PROVIDED MATERIAL:
<<<<

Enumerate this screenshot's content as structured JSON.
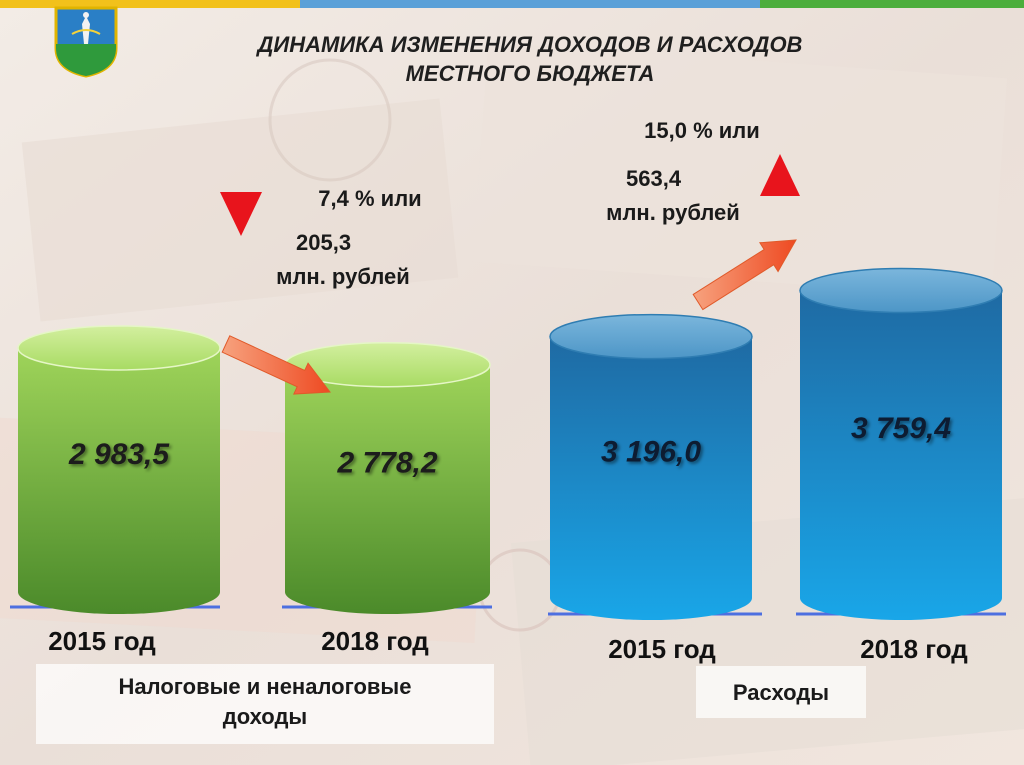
{
  "title_lines": [
    "ДИНАМИКА ИЗМЕНЕНИЯ ДОХОДОВ И  РАСХОДОВ",
    "МЕСТНОГО БЮДЖЕТА"
  ],
  "chart_data": {
    "type": "bar",
    "unit": "",
    "groups": [
      {
        "name_lines": [
          "Налоговые и неналоговые",
          "доходы"
        ],
        "color": "#5aa52e",
        "change": {
          "direction": "down",
          "percent_text": "7,4 % или",
          "amount_text": "205,3",
          "unit_text": "млн. рублей"
        },
        "bars": [
          {
            "category": "2015 год",
            "value": 2983.5,
            "label": "2 983,5"
          },
          {
            "category": "2018 год",
            "value": 2778.2,
            "label": "2 778,2"
          }
        ]
      },
      {
        "name_lines": [
          "Расходы"
        ],
        "color": "#1a8fd0",
        "change": {
          "direction": "up",
          "percent_text": "15,0 % или",
          "amount_text": "563,4",
          "unit_text": "млн. рублей"
        },
        "bars": [
          {
            "category": "2015 год",
            "value": 3196.0,
            "label": "3 196,0"
          },
          {
            "category": "2018 год",
            "value": 3759.4,
            "label": "3 759,4"
          }
        ]
      }
    ]
  },
  "colors": {
    "income_top": "#b7e27a",
    "income_bottom": "#4e8d2a",
    "expense_top": "#5ba3cf",
    "expense_bottom": "#1a9ad9",
    "arrow": "#f2643a",
    "triangle": "#e8141c",
    "baseline": "#4d6fe0"
  }
}
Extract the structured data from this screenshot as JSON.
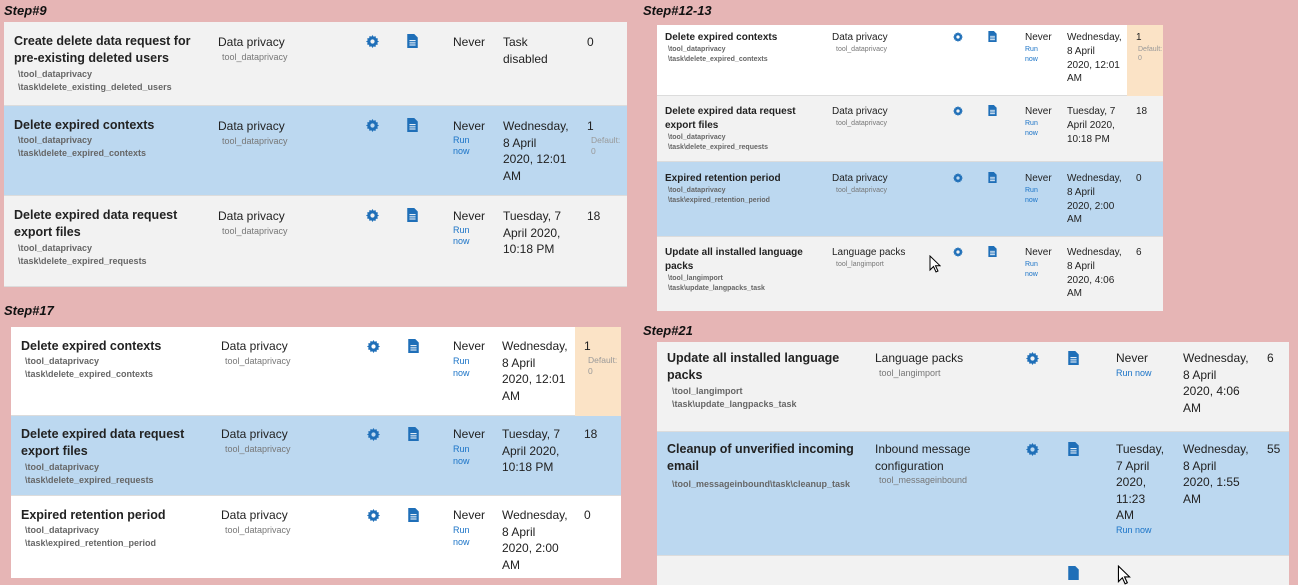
{
  "steps": {
    "s9": "Step#9",
    "s1213": "Step#12-13",
    "s17": "Step#17",
    "s21": "Step#21"
  },
  "labels": {
    "never": "Never",
    "run_now": "Run now",
    "default_prefix": "Default:"
  },
  "icons": {
    "settings": "gear-icon",
    "log": "document-icon",
    "pointer": "mouse-pointer-icon"
  },
  "colors": {
    "background": "#e6b5b5",
    "highlight": "#bcd8f0",
    "link": "#1a73c7",
    "warning": "#fbe3c6"
  },
  "step9": {
    "rows": [
      {
        "name": [
          "Create delete data request for",
          "pre-existing deleted users"
        ],
        "path": [
          "\\tool_dataprivacy",
          "\\task\\delete_existing_deleted_users"
        ],
        "component": "Data privacy",
        "component_sub": "tool_dataprivacy",
        "last_run": "Never",
        "next_run": [
          "Task",
          "disabled"
        ],
        "fail": "0"
      },
      {
        "name": [
          "Delete expired contexts"
        ],
        "path": [
          "\\tool_dataprivacy",
          "\\task\\delete_expired_contexts"
        ],
        "component": "Data privacy",
        "component_sub": "tool_dataprivacy",
        "last_run": "Never",
        "next_run": [
          "Wednesday,",
          "8 April",
          "2020, 12:01",
          "AM"
        ],
        "fail": "1",
        "fail_default": "Default:",
        "fail_default_val": "0"
      },
      {
        "name": [
          "Delete expired data request",
          "export files"
        ],
        "path": [
          "\\tool_dataprivacy",
          "\\task\\delete_expired_requests"
        ],
        "component": "Data privacy",
        "component_sub": "tool_dataprivacy",
        "last_run": "Never",
        "next_run": [
          "Tuesday, 7",
          "April 2020,",
          "10:18 PM"
        ],
        "fail": "18"
      }
    ]
  },
  "step1213": {
    "rows": [
      {
        "name": [
          "Delete expired contexts"
        ],
        "path": [
          "\\tool_dataprivacy",
          "\\task\\delete_expired_contexts"
        ],
        "component": "Data privacy",
        "component_sub": "tool_dataprivacy",
        "last_run": "Never",
        "next_run": [
          "Wednesday,",
          "8 April",
          "2020, 12:01",
          "AM"
        ],
        "fail": "1",
        "fail_default": "Default:",
        "fail_default_val": "0"
      },
      {
        "name": [
          "Delete expired data request",
          "export files"
        ],
        "path": [
          "\\tool_dataprivacy",
          "\\task\\delete_expired_requests"
        ],
        "component": "Data privacy",
        "component_sub": "tool_dataprivacy",
        "last_run": "Never",
        "next_run": [
          "Tuesday, 7",
          "April 2020,",
          "10:18 PM"
        ],
        "fail": "18"
      },
      {
        "name": [
          "Expired retention period"
        ],
        "path": [
          "\\tool_dataprivacy",
          "\\task\\expired_retention_period"
        ],
        "component": "Data privacy",
        "component_sub": "tool_dataprivacy",
        "last_run": "Never",
        "next_run": [
          "Wednesday,",
          "8 April",
          "2020, 2:00",
          "AM"
        ],
        "fail": "0"
      },
      {
        "name": [
          "Update all installed language",
          "packs"
        ],
        "path": [
          "\\tool_langimport",
          "\\task\\update_langpacks_task"
        ],
        "component": "Language packs",
        "component_sub": "tool_langimport",
        "last_run": "Never",
        "next_run": [
          "Wednesday,",
          "8 April",
          "2020, 4:06",
          "AM"
        ],
        "fail": "6"
      }
    ]
  },
  "step17": {
    "rows": [
      {
        "name": [
          "Delete expired contexts"
        ],
        "path": [
          "\\tool_dataprivacy",
          "\\task\\delete_expired_contexts"
        ],
        "component": "Data privacy",
        "component_sub": "tool_dataprivacy",
        "last_run": "Never",
        "next_run": [
          "Wednesday,",
          "8 April",
          "2020, 12:01",
          "AM"
        ],
        "fail": "1",
        "fail_default": "Default:",
        "fail_default_val": "0"
      },
      {
        "name": [
          "Delete expired data request",
          "export files"
        ],
        "path": [
          "\\tool_dataprivacy",
          "\\task\\delete_expired_requests"
        ],
        "component": "Data privacy",
        "component_sub": "tool_dataprivacy",
        "last_run": "Never",
        "next_run": [
          "Tuesday, 7",
          "April 2020,",
          "10:18 PM"
        ],
        "fail": "18"
      },
      {
        "name": [
          "Expired retention period"
        ],
        "path": [
          "\\tool_dataprivacy",
          "\\task\\expired_retention_period"
        ],
        "component": "Data privacy",
        "component_sub": "tool_dataprivacy",
        "last_run": "Never",
        "next_run": [
          "Wednesday,",
          "8 April",
          "2020, 2:00",
          "AM"
        ],
        "fail": "0"
      }
    ]
  },
  "step21": {
    "rows": [
      {
        "name": [
          "Update all installed language",
          "packs"
        ],
        "path": [
          "\\tool_langimport",
          "\\task\\update_langpacks_task"
        ],
        "component": [
          "Language packs"
        ],
        "component_sub": "tool_langimport",
        "last_run": [
          "Never"
        ],
        "next_run": [
          "Wednesday,",
          "8 April",
          "2020, 4:06",
          "AM"
        ],
        "fail": "6"
      },
      {
        "name": [
          "Cleanup of unverified incoming",
          "email"
        ],
        "path": [
          "\\tool_messageinbound\\task\\cleanup_task"
        ],
        "component": [
          "Inbound message",
          "configuration"
        ],
        "component_sub": "tool_messageinbound",
        "last_run": [
          "Tuesday,",
          "7 April",
          "2020,",
          "11:23",
          "AM"
        ],
        "next_run": [
          "Wednesday,",
          "8 April",
          "2020, 1:55",
          "AM"
        ],
        "fail": "55"
      }
    ]
  }
}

>>>>

WHAT YOU WILL DO: Give the number of lines that hold the word "value" in these records, with nothing added.

FINISHED TASK: 4